TASK GOAL:
Work through the following lines and count those that hold the word "from". Reply with that number only.

* Start MATERIAL FOR THE TASK *

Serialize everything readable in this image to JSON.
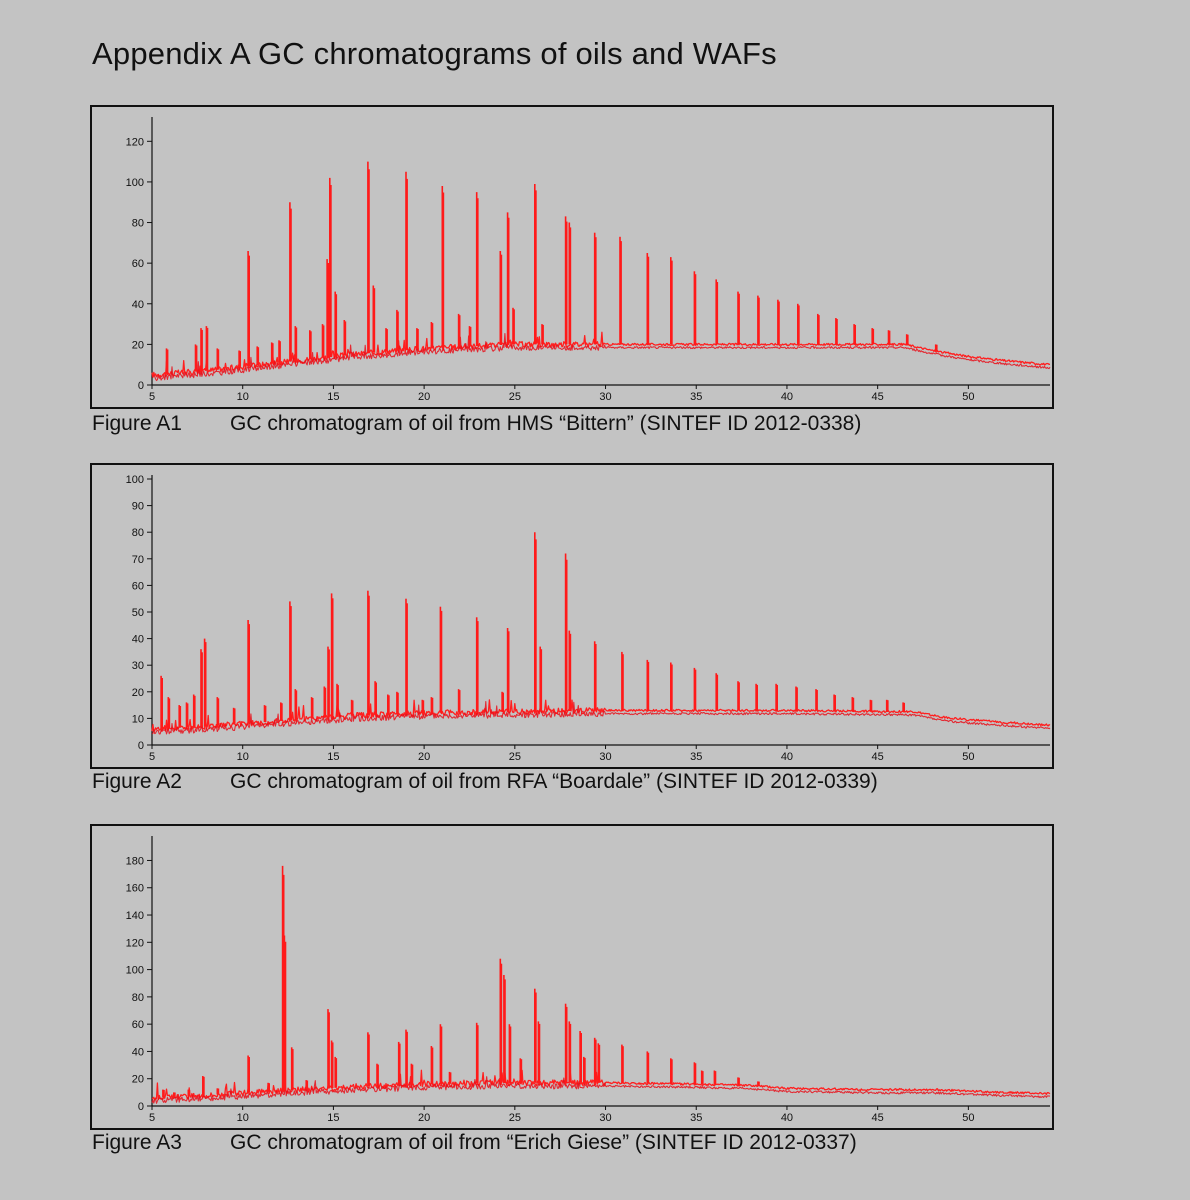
{
  "page": {
    "title": "Appendix A GC chromatograms of oils and WAFs"
  },
  "colors": {
    "background": "#c3c3c3",
    "trace": "#ff1f1f",
    "axis": "#111111"
  },
  "chart_data": [
    {
      "type": "line",
      "id": "A1",
      "caption_label": "Figure A1",
      "caption_text": "GC chromatogram of oil from HMS “Bittern” (SINTEF ID 2012-0338)",
      "xlabel": "",
      "ylabel": "",
      "xlim": [
        5,
        54.5
      ],
      "ylim": [
        0,
        130
      ],
      "x_ticks": [
        5,
        10,
        15,
        20,
        25,
        30,
        35,
        40,
        45,
        50
      ],
      "y_ticks": [
        0,
        20,
        40,
        60,
        80,
        100,
        120
      ],
      "baseline": [
        [
          5,
          5
        ],
        [
          8,
          7
        ],
        [
          12,
          11
        ],
        [
          16,
          15
        ],
        [
          20,
          18
        ],
        [
          25,
          20
        ],
        [
          30,
          20
        ],
        [
          35,
          20
        ],
        [
          40,
          20
        ],
        [
          46.5,
          20
        ],
        [
          48,
          17
        ],
        [
          50,
          14
        ],
        [
          52,
          12
        ],
        [
          54.5,
          10
        ]
      ],
      "peaks": [
        {
          "rt": 5.8,
          "h": 18
        },
        {
          "rt": 7.4,
          "h": 20
        },
        {
          "rt": 7.7,
          "h": 28
        },
        {
          "rt": 8.0,
          "h": 29
        },
        {
          "rt": 8.6,
          "h": 18
        },
        {
          "rt": 9.8,
          "h": 17
        },
        {
          "rt": 10.3,
          "h": 66
        },
        {
          "rt": 10.8,
          "h": 19
        },
        {
          "rt": 11.6,
          "h": 21
        },
        {
          "rt": 12.0,
          "h": 22
        },
        {
          "rt": 12.6,
          "h": 90
        },
        {
          "rt": 12.9,
          "h": 29
        },
        {
          "rt": 13.7,
          "h": 27
        },
        {
          "rt": 14.4,
          "h": 30
        },
        {
          "rt": 14.8,
          "h": 102
        },
        {
          "rt": 14.65,
          "h": 62
        },
        {
          "rt": 15.1,
          "h": 46
        },
        {
          "rt": 15.6,
          "h": 32
        },
        {
          "rt": 16.9,
          "h": 110
        },
        {
          "rt": 17.2,
          "h": 49
        },
        {
          "rt": 17.9,
          "h": 28
        },
        {
          "rt": 18.5,
          "h": 37
        },
        {
          "rt": 19.0,
          "h": 105
        },
        {
          "rt": 19.6,
          "h": 28
        },
        {
          "rt": 20.4,
          "h": 31
        },
        {
          "rt": 21.0,
          "h": 98
        },
        {
          "rt": 21.9,
          "h": 35
        },
        {
          "rt": 22.5,
          "h": 29
        },
        {
          "rt": 22.9,
          "h": 95
        },
        {
          "rt": 24.2,
          "h": 66
        },
        {
          "rt": 24.6,
          "h": 85
        },
        {
          "rt": 24.9,
          "h": 38
        },
        {
          "rt": 26.1,
          "h": 99
        },
        {
          "rt": 26.5,
          "h": 30
        },
        {
          "rt": 27.8,
          "h": 83
        },
        {
          "rt": 28.0,
          "h": 80
        },
        {
          "rt": 29.4,
          "h": 75
        },
        {
          "rt": 30.8,
          "h": 73
        },
        {
          "rt": 32.3,
          "h": 65
        },
        {
          "rt": 33.6,
          "h": 63
        },
        {
          "rt": 34.9,
          "h": 56
        },
        {
          "rt": 36.1,
          "h": 52
        },
        {
          "rt": 37.3,
          "h": 46
        },
        {
          "rt": 38.4,
          "h": 44
        },
        {
          "rt": 39.5,
          "h": 42
        },
        {
          "rt": 40.6,
          "h": 40
        },
        {
          "rt": 41.7,
          "h": 35
        },
        {
          "rt": 42.7,
          "h": 33
        },
        {
          "rt": 43.7,
          "h": 30
        },
        {
          "rt": 44.7,
          "h": 28
        },
        {
          "rt": 45.6,
          "h": 27
        },
        {
          "rt": 46.6,
          "h": 25
        },
        {
          "rt": 48.2,
          "h": 20
        }
      ]
    },
    {
      "type": "line",
      "id": "A2",
      "caption_label": "Figure A2",
      "caption_text": "GC chromatogram of oil from RFA “Boardale” (SINTEF ID 2012-0339)",
      "xlabel": "",
      "ylabel": "",
      "xlim": [
        5,
        54.5
      ],
      "ylim": [
        0,
        100
      ],
      "x_ticks": [
        5,
        10,
        15,
        20,
        25,
        30,
        35,
        40,
        45,
        50
      ],
      "y_ticks": [
        0,
        10,
        20,
        30,
        40,
        50,
        60,
        70,
        80,
        90,
        100
      ],
      "baseline": [
        [
          5,
          6
        ],
        [
          8,
          7
        ],
        [
          12,
          9
        ],
        [
          16,
          11
        ],
        [
          20,
          12
        ],
        [
          25,
          12.5
        ],
        [
          30,
          13
        ],
        [
          35,
          13
        ],
        [
          40,
          13
        ],
        [
          47,
          12.5
        ],
        [
          48.5,
          10.5
        ],
        [
          50,
          9.5
        ],
        [
          52,
          8.5
        ],
        [
          54.5,
          7.5
        ]
      ],
      "peaks": [
        {
          "rt": 5.5,
          "h": 26
        },
        {
          "rt": 5.9,
          "h": 18
        },
        {
          "rt": 6.5,
          "h": 15
        },
        {
          "rt": 6.9,
          "h": 16
        },
        {
          "rt": 7.3,
          "h": 19
        },
        {
          "rt": 7.7,
          "h": 36
        },
        {
          "rt": 7.9,
          "h": 40
        },
        {
          "rt": 8.6,
          "h": 18
        },
        {
          "rt": 9.5,
          "h": 14
        },
        {
          "rt": 10.3,
          "h": 47
        },
        {
          "rt": 11.2,
          "h": 15
        },
        {
          "rt": 12.1,
          "h": 16
        },
        {
          "rt": 12.6,
          "h": 54
        },
        {
          "rt": 12.9,
          "h": 21
        },
        {
          "rt": 13.8,
          "h": 18
        },
        {
          "rt": 14.5,
          "h": 22
        },
        {
          "rt": 14.9,
          "h": 57
        },
        {
          "rt": 14.7,
          "h": 37
        },
        {
          "rt": 15.2,
          "h": 23
        },
        {
          "rt": 16.0,
          "h": 17
        },
        {
          "rt": 16.9,
          "h": 58
        },
        {
          "rt": 17.3,
          "h": 24
        },
        {
          "rt": 18.0,
          "h": 19
        },
        {
          "rt": 18.5,
          "h": 20
        },
        {
          "rt": 19.0,
          "h": 55
        },
        {
          "rt": 19.9,
          "h": 17
        },
        {
          "rt": 20.4,
          "h": 18
        },
        {
          "rt": 20.9,
          "h": 52
        },
        {
          "rt": 21.9,
          "h": 21
        },
        {
          "rt": 22.9,
          "h": 48
        },
        {
          "rt": 24.6,
          "h": 44
        },
        {
          "rt": 24.3,
          "h": 20
        },
        {
          "rt": 26.1,
          "h": 80
        },
        {
          "rt": 26.4,
          "h": 37
        },
        {
          "rt": 27.8,
          "h": 72
        },
        {
          "rt": 28.0,
          "h": 43
        },
        {
          "rt": 29.4,
          "h": 39
        },
        {
          "rt": 30.9,
          "h": 35
        },
        {
          "rt": 32.3,
          "h": 32
        },
        {
          "rt": 33.6,
          "h": 31
        },
        {
          "rt": 34.9,
          "h": 29
        },
        {
          "rt": 36.1,
          "h": 27
        },
        {
          "rt": 37.3,
          "h": 24
        },
        {
          "rt": 38.3,
          "h": 23
        },
        {
          "rt": 39.4,
          "h": 23
        },
        {
          "rt": 40.5,
          "h": 22
        },
        {
          "rt": 41.6,
          "h": 21
        },
        {
          "rt": 42.6,
          "h": 19
        },
        {
          "rt": 43.6,
          "h": 18
        },
        {
          "rt": 44.6,
          "h": 17
        },
        {
          "rt": 45.5,
          "h": 17
        },
        {
          "rt": 46.4,
          "h": 16
        }
      ]
    },
    {
      "type": "line",
      "id": "A3",
      "caption_label": "Figure A3",
      "caption_text": "GC chromatogram of oil from “Erich Giese” (SINTEF ID 2012-0337)",
      "xlabel": "",
      "ylabel": "",
      "xlim": [
        5,
        54.5
      ],
      "ylim": [
        0,
        195
      ],
      "x_ticks": [
        5,
        10,
        15,
        20,
        25,
        30,
        35,
        40,
        45,
        50
      ],
      "y_ticks": [
        0,
        20,
        40,
        60,
        80,
        100,
        120,
        140,
        160,
        180
      ],
      "baseline": [
        [
          5,
          6
        ],
        [
          8,
          8
        ],
        [
          12,
          11
        ],
        [
          16,
          14
        ],
        [
          20,
          16
        ],
        [
          25,
          17
        ],
        [
          30,
          17
        ],
        [
          35,
          16
        ],
        [
          38,
          15
        ],
        [
          40,
          13
        ],
        [
          45,
          12
        ],
        [
          48,
          12
        ],
        [
          50,
          11
        ],
        [
          52,
          10
        ],
        [
          54.5,
          9
        ]
      ],
      "peaks": [
        {
          "rt": 5.6,
          "h": 12
        },
        {
          "rt": 6.2,
          "h": 10
        },
        {
          "rt": 7.0,
          "h": 12
        },
        {
          "rt": 7.8,
          "h": 22
        },
        {
          "rt": 8.6,
          "h": 13
        },
        {
          "rt": 10.3,
          "h": 37
        },
        {
          "rt": 11.4,
          "h": 17
        },
        {
          "rt": 12.2,
          "h": 176
        },
        {
          "rt": 12.3,
          "h": 125
        },
        {
          "rt": 12.7,
          "h": 43
        },
        {
          "rt": 13.5,
          "h": 19
        },
        {
          "rt": 14.7,
          "h": 71
        },
        {
          "rt": 14.9,
          "h": 48
        },
        {
          "rt": 15.1,
          "h": 36
        },
        {
          "rt": 16.9,
          "h": 54
        },
        {
          "rt": 17.4,
          "h": 31
        },
        {
          "rt": 18.6,
          "h": 47
        },
        {
          "rt": 19.0,
          "h": 56
        },
        {
          "rt": 19.3,
          "h": 31
        },
        {
          "rt": 20.4,
          "h": 44
        },
        {
          "rt": 20.9,
          "h": 60
        },
        {
          "rt": 21.4,
          "h": 25
        },
        {
          "rt": 22.9,
          "h": 61
        },
        {
          "rt": 24.2,
          "h": 108
        },
        {
          "rt": 24.4,
          "h": 96
        },
        {
          "rt": 24.7,
          "h": 60
        },
        {
          "rt": 25.3,
          "h": 35
        },
        {
          "rt": 26.1,
          "h": 86
        },
        {
          "rt": 26.3,
          "h": 62
        },
        {
          "rt": 27.8,
          "h": 75
        },
        {
          "rt": 28.0,
          "h": 62
        },
        {
          "rt": 28.6,
          "h": 55
        },
        {
          "rt": 28.8,
          "h": 36
        },
        {
          "rt": 29.4,
          "h": 50
        },
        {
          "rt": 29.6,
          "h": 46
        },
        {
          "rt": 30.9,
          "h": 45
        },
        {
          "rt": 32.3,
          "h": 40
        },
        {
          "rt": 33.6,
          "h": 35
        },
        {
          "rt": 34.9,
          "h": 32
        },
        {
          "rt": 35.3,
          "h": 26
        },
        {
          "rt": 36.0,
          "h": 26
        },
        {
          "rt": 37.3,
          "h": 21
        },
        {
          "rt": 38.4,
          "h": 18
        }
      ]
    }
  ]
}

* End MATERIAL FOR THE TASK *

SOLUTION FOR THIS TASK:
3